The exercise: In the listing below, find every line containing "kind" and copy it out.

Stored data
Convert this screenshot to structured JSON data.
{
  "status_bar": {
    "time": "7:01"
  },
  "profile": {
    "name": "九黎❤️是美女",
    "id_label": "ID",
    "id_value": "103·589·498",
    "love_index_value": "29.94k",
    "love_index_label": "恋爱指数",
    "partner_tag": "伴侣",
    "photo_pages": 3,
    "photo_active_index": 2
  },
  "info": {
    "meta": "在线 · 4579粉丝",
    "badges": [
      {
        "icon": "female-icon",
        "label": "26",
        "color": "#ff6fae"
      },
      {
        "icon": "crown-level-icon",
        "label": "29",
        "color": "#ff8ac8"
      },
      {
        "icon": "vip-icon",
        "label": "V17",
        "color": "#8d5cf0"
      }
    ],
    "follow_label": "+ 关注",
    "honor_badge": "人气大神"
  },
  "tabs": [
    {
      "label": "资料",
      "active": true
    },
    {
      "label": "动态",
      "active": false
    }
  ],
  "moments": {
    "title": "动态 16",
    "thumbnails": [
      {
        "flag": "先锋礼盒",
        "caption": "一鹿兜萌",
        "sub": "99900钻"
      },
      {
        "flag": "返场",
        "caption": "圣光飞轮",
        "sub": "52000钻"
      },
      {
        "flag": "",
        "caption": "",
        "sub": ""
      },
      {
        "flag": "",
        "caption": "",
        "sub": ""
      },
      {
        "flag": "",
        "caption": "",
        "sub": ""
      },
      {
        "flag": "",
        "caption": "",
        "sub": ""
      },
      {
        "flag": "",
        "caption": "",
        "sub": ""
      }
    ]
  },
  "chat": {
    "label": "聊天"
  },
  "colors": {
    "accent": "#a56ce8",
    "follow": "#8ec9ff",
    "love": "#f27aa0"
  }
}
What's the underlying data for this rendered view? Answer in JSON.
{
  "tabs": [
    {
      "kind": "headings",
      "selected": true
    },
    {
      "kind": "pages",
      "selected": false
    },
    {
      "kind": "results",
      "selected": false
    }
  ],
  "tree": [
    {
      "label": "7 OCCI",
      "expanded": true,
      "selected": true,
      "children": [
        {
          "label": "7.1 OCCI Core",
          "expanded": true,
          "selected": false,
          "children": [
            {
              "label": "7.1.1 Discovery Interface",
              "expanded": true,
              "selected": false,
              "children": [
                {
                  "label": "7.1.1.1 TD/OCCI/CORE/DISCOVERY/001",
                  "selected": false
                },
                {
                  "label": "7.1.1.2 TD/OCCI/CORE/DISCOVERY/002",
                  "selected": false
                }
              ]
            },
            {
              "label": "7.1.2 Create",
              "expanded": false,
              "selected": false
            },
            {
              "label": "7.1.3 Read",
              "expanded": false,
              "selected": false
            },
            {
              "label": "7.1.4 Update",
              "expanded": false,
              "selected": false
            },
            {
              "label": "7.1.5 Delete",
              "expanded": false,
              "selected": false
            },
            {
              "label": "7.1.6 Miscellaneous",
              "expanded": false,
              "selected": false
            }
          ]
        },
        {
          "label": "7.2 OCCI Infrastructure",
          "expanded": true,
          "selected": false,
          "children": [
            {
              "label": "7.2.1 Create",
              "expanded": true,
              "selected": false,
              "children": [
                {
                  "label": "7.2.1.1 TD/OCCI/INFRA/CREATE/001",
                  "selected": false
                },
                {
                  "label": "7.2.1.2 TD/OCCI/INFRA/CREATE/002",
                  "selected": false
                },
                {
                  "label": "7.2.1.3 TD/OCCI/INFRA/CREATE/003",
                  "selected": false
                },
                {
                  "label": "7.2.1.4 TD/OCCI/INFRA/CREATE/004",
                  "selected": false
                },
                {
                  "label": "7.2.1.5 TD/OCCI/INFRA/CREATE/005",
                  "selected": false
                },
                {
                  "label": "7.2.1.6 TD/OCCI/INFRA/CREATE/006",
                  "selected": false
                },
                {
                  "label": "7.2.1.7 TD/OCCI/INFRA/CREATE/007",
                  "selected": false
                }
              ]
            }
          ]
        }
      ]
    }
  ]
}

Solution to this exercise:
      "kind": "headings",
      "kind": "pages",
      "kind": "results",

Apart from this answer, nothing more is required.